Stored dataset items:
::::

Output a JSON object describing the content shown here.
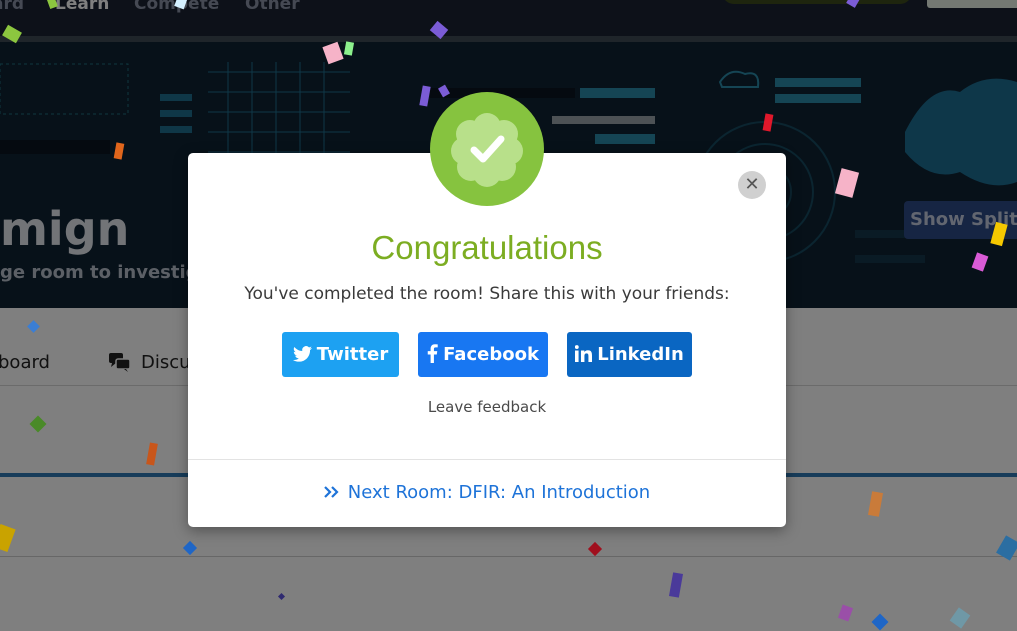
{
  "topnav": {
    "items": [
      "ard",
      "Learn",
      "Compete",
      "Other"
    ]
  },
  "hero": {
    "title": "mign",
    "subtitle": "ge room to investigat",
    "split_view_button": "Show Split V"
  },
  "content": {
    "tabs": [
      {
        "label": "board",
        "icon": "leaderboard-icon"
      },
      {
        "label": "Discu",
        "icon": "discussion-icon"
      }
    ]
  },
  "modal": {
    "badge_icon": "check-badge-icon",
    "close_icon": "close-icon",
    "title": "Congratulations",
    "message": "You've completed the room! Share this with your friends:",
    "share_buttons": [
      {
        "label": "Twitter",
        "icon": "twitter-icon",
        "color": "#1da1f2"
      },
      {
        "label": "Facebook",
        "icon": "facebook-icon",
        "color": "#1877f2"
      },
      {
        "label": "LinkedIn",
        "icon": "linkedin-icon",
        "color": "#0a66c2"
      }
    ],
    "feedback_link": "Leave feedback",
    "next_room": {
      "label": "Next Room: DFIR: An Introduction",
      "icon": "double-chevron-right-icon"
    }
  },
  "colors": {
    "title_green": "#7cad22",
    "badge_green": "#86c33f",
    "link_blue": "#1e73d8"
  }
}
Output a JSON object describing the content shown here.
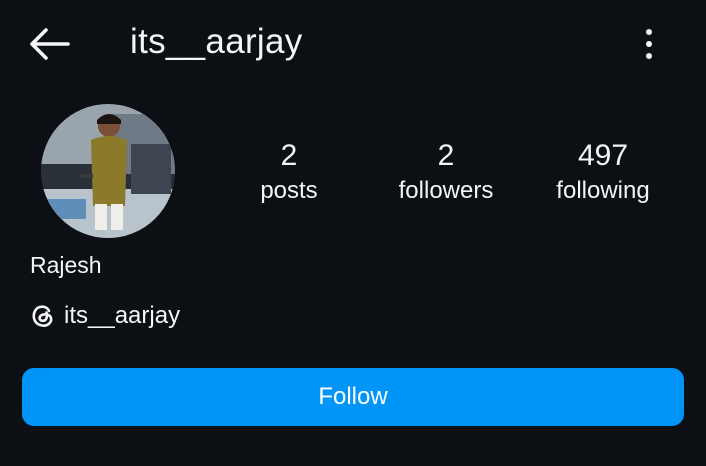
{
  "header": {
    "username": "its__aarjay",
    "back_icon": "arrow-left-icon",
    "more_icon": "vertical-ellipsis-icon"
  },
  "profile": {
    "avatar": "profile-photo",
    "display_name": "Rajesh",
    "threads_icon": "threads-icon",
    "threads_handle": "its__aarjay"
  },
  "stats": [
    {
      "value": "2",
      "label": "posts"
    },
    {
      "value": "2",
      "label": "followers"
    },
    {
      "value": "497",
      "label": "following"
    }
  ],
  "actions": {
    "follow_label": "Follow"
  },
  "colors": {
    "background": "#0c1014",
    "text": "#f5f5f5",
    "follow_button": "#0095f6"
  }
}
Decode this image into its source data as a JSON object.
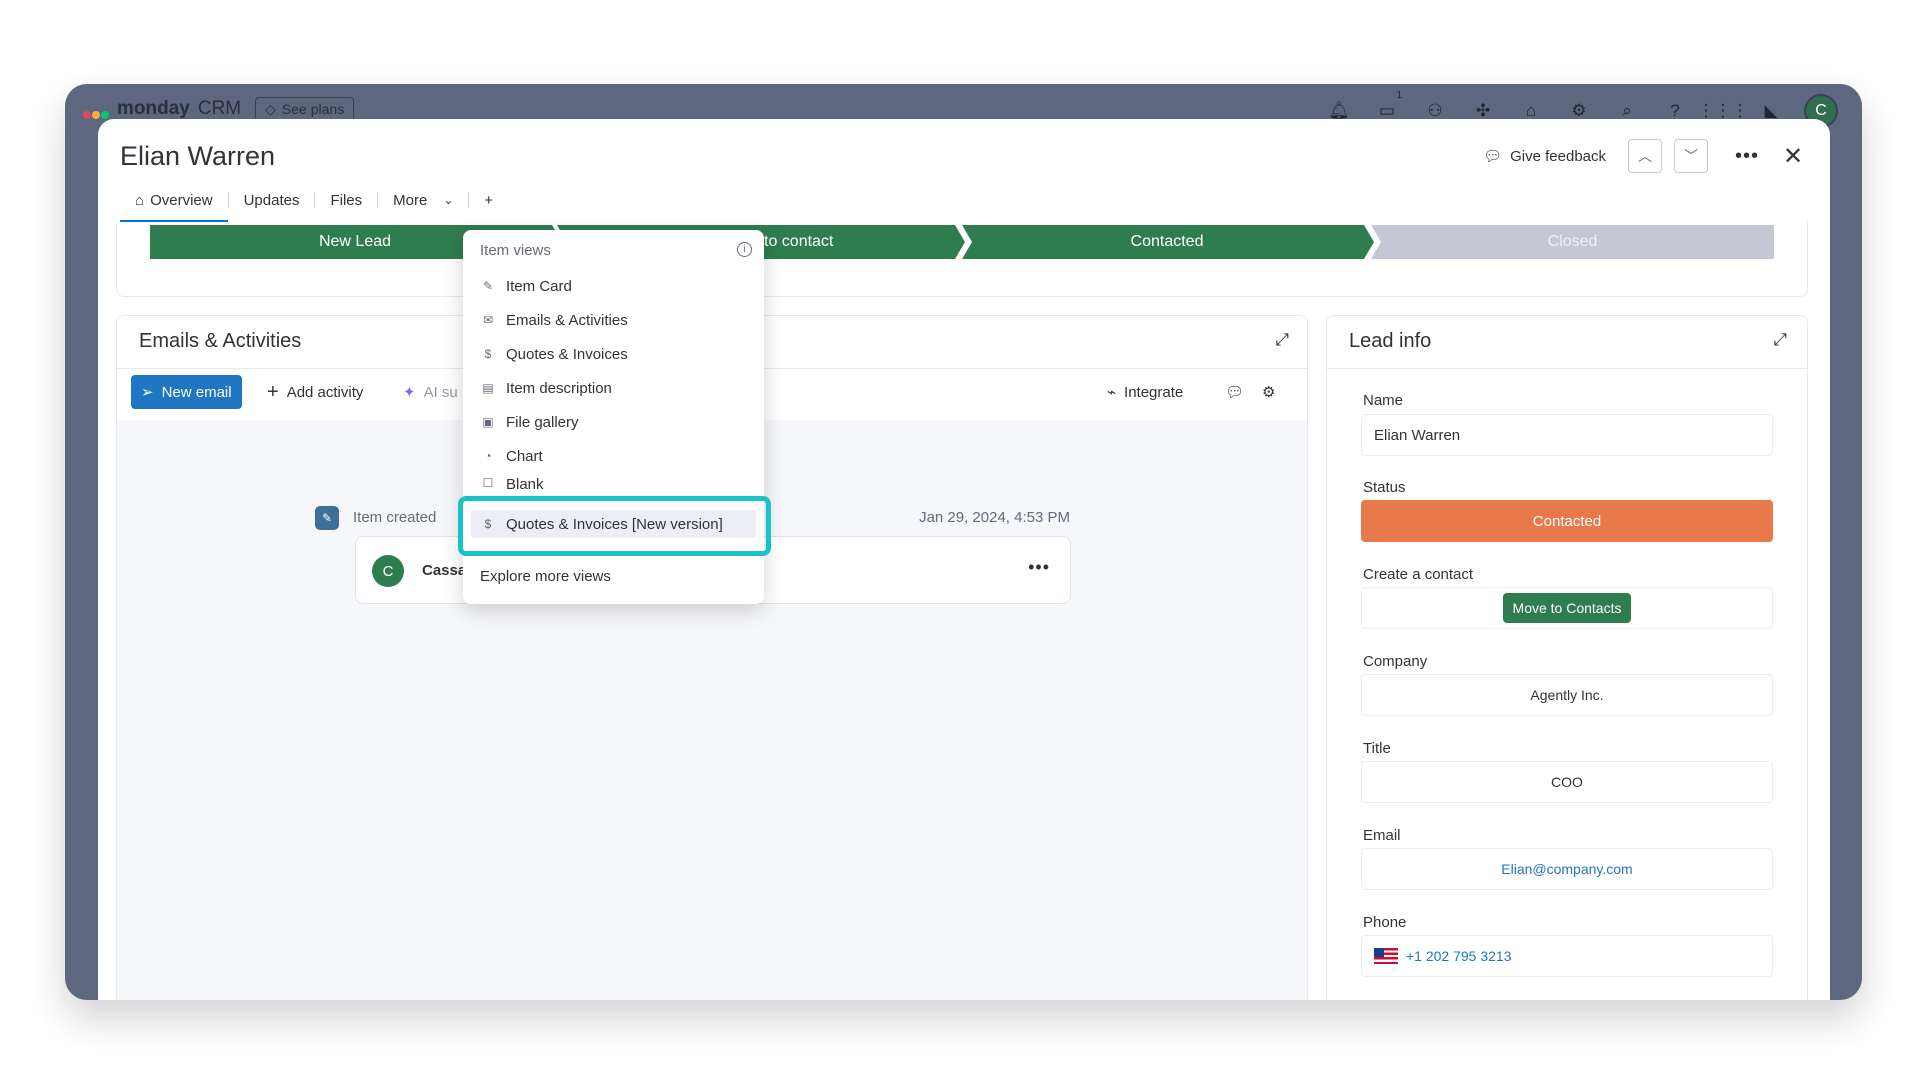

::::

» **Directive**
Transcribe the records above verbatim. Do not carry over any picture.

» **Task response**
Output a JSON object describing the content shown here.
{
  "topnav": {
    "items": [
      "ard",
      "Learn",
      "Compete",
      "Other"
    ]
  },
  "hero": {
    "title": "mign",
    "subtitle": "ge room to investigat",
    "split_view_button": "Show Split V"
  },
  "content": {
    "tabs": [
      {
        "label": "board",
        "icon": "leaderboard-icon"
      },
      {
        "label": "Discu",
        "icon": "discussion-icon"
      }
    ]
  },
  "modal": {
    "badge_icon": "check-badge-icon",
    "close_icon": "close-icon",
    "title": "Congratulations",
    "message": "You've completed the room! Share this with your friends:",
    "share_buttons": [
      {
        "label": "Twitter",
        "icon": "twitter-icon",
        "color": "#1da1f2"
      },
      {
        "label": "Facebook",
        "icon": "facebook-icon",
        "color": "#1877f2"
      },
      {
        "label": "LinkedIn",
        "icon": "linkedin-icon",
        "color": "#0a66c2"
      }
    ],
    "feedback_link": "Leave feedback",
    "next_room": {
      "label": "Next Room: DFIR: An Introduction",
      "icon": "double-chevron-right-icon"
    }
  },
  "colors": {
    "title_green": "#7cad22",
    "badge_green": "#86c33f",
    "link_blue": "#1e73d8"
  }
}
Output a JSON object describing the content shown here.
{
  "header": {
    "username": "its__aarjay",
    "back_icon": "arrow-left-icon",
    "more_icon": "vertical-ellipsis-icon"
  },
  "profile": {
    "avatar": "profile-photo",
    "display_name": "Rajesh",
    "threads_icon": "threads-icon",
    "threads_handle": "its__aarjay"
  },
  "stats": [
    {
      "value": "2",
      "label": "posts"
    },
    {
      "value": "2",
      "label": "followers"
    },
    {
      "value": "497",
      "label": "following"
    }
  ],
  "actions": {
    "follow_label": "Follow"
  },
  "colors": {
    "background": "#0c1014",
    "text": "#f5f5f5",
    "follow_button": "#0095f6"
  }
}
Decode this image into its source data as a JSON object.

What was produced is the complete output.